• _CE QU'IL FAUT FAIRE_: Recopiez sans rien changer le passage du récit de l'étape Louze – Troyes donné plus bas, en commençant par « Ce film relate » et en allant jusqu'à « force à vélo. ».

• _TEXTE FOURNI_:

Louze – Troyes : 79 km

Départ difficile. J’ai de beaux coups de soleil et j’aurais bien fait une grâce matinée.

J’emprunte un chemisier à manches longues pour me préserver du soleil car ma crème était avec le matériel que j’avais remis à Régine… Sans commentaires.

C’est la première fois que je vais pédaler dans la soie.

Encore des côtes même si elles sont moins féroces que celles d’hier, je peine. Et je côtoie rapidement les sites de l’Andra dont Morvillers.  Ca me donne des frisons. Pas un chat dans les villages, que quelques vieux qui baissent la tête quand je passe, même pas moyens de leur donner un tract. Les maisons des cultivateurs sont impeccables, refaites pour la plupart à neuf. De beaux gîtes ruraux invitent le touriste de passage. Il paraît que les sous de l’Andra sont aussi distribués aux habitants qui le désirent pour retaper leur maison. D’où l’expression : « L’argent qui dégouline et qui achète les consciences…

Coup de téléphone de Monique l’ancienne Présidente de Peuples Solidaires, je vais la voir à Blois en passant dans quelques jours, mais elle m’annonce le décès qu’une autre militante Marie Odile de Villeurbanne à qui j’avais d’ailleurs rendu visite à Lyon lorsqu’elle était hospitalisée. Une vraie militante écolo qui mangeait bio. Comment l’a-t-elle attrapé son cancer ?

Cette nouvelle ne fait qu’ajouter à mon mal être du moment.

Je n’avance pas vite, je m’arrête sur les bords du lac d’Amance à 32 km au compteur. Je ne savais pas mais il existe une voie verte qui va m’amener à Troyes directement. Mais la ville est encore bien éloignée. Reynal, mon prochain correspondant,  viendra à ma rencontre.

J’allège la remorque du poids du melon. Je n’ai pas trouvé de pain. A la maison du parc, je m’offrirai une crêpe ce qui me redonne de l’élan, je remonte la moyenne.

Et puis, à partir du moment où j’ai pris cette vélo voie vers Troyes tout baigne plus de côte.

Je le retrouverai facilement, il fera une photo devant un déversoir qui était censé réguler les eaux de la Seine mais dans les faits, il servirait aussi et surtout à la centrale de Nogent qui n’est pas très loin.

Puis, c’est Mireille une autre militante qui arrive. Nouvelle photo pour les blogs, il faut faire connaître Bure 365.

Nous arrivons ensuite sur la place de l’hôtel de ville où nous allons distribuer une centaine de tracts.

Puis, nous arrivons au 123, avenue Gallieni à Sainte Savine, c’est un peu l’auberge espagnole, là,  je serai interviewée par une jeune  journaliste. On file ensuite vers la salle pour la projection du film de Dominique Hennequin : Déchets radioactifs, 100 000 ans sous nos pieds ?

Ce film relate bien la dimension du projet, il fait parler les deux parties et pose les bons problèmes.

Les participants sont surpris de l’ampleur de ce projet ?

 

 

Un bon débat s’en est suivi, cela fait du bien.

Après repas tiré du sac chez Reynald et Marianne. Belle et bonne ambiance, il y avait du monde autour de la table !

J’ai mangé un bon plat de pâtes pour me redonner de la force à vélo.

• _DONNÉES ÉTUDIÉES_:
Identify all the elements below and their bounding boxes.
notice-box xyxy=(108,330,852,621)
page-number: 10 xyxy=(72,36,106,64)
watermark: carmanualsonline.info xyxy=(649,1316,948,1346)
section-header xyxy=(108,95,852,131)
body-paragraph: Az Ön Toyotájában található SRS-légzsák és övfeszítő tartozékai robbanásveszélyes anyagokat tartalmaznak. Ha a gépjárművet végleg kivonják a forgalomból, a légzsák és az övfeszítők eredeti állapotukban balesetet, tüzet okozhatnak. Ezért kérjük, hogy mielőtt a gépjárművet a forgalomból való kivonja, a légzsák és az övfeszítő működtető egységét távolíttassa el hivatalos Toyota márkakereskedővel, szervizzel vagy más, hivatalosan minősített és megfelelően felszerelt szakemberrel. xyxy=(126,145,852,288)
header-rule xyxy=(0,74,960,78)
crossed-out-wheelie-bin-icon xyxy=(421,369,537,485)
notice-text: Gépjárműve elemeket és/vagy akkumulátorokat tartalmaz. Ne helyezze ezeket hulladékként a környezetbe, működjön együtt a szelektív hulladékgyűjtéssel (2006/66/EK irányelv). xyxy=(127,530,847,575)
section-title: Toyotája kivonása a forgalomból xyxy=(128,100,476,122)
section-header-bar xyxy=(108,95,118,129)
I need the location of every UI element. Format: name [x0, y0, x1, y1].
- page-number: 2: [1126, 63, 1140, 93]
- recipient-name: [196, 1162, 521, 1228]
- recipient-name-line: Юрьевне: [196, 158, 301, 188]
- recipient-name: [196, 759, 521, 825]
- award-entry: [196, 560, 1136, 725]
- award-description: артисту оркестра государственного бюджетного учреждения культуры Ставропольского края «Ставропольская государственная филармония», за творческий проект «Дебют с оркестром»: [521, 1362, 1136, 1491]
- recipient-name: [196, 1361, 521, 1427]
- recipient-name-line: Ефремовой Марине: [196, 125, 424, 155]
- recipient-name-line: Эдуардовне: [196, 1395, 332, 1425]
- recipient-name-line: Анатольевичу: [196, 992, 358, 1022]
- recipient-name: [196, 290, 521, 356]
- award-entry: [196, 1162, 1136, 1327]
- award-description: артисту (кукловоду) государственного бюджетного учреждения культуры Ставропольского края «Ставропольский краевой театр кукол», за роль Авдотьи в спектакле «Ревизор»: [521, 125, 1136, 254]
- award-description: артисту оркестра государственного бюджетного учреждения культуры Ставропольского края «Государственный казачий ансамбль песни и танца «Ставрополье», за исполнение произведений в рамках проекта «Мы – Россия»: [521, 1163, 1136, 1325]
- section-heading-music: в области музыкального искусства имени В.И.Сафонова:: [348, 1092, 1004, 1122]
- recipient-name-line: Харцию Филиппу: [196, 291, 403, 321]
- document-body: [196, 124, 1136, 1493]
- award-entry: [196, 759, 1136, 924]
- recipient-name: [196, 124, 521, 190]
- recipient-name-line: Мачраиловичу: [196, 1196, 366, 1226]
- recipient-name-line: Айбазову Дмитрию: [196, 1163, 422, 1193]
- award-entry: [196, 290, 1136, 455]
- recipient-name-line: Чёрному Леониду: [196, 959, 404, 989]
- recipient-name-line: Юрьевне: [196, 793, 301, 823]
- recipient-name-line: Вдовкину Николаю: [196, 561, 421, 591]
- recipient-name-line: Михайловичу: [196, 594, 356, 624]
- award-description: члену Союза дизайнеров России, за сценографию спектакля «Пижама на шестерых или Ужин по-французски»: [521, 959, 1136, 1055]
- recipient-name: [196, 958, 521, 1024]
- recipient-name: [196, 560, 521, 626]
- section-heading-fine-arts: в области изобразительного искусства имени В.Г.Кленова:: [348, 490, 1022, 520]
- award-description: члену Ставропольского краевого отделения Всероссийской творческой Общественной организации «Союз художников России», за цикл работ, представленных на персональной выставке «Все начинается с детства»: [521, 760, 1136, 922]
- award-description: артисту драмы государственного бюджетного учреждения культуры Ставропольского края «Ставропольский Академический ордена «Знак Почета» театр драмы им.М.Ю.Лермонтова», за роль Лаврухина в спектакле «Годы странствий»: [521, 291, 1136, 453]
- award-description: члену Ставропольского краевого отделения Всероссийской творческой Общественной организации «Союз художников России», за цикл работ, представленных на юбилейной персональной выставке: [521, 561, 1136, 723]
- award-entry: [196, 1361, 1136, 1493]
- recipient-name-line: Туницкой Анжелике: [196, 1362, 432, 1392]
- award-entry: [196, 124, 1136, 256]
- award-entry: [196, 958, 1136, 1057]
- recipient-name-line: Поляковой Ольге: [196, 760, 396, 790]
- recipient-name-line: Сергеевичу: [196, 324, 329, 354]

• _VOTRE RÉPONSE_:
Ce film relate bien la dimension du projet, il fait parler les deux parties et pose les bons problèmes.

Les participants sont surpris de l’ampleur de ce projet ?

 

 

Un bon débat s’en est suivi, cela fait du bien.

Après repas tiré du sac chez Reynald et Marianne. Belle et bonne ambiance, il y avait du monde autour de la table !

J’ai mangé un bon plat de pâtes pour me redonner de la force à vélo.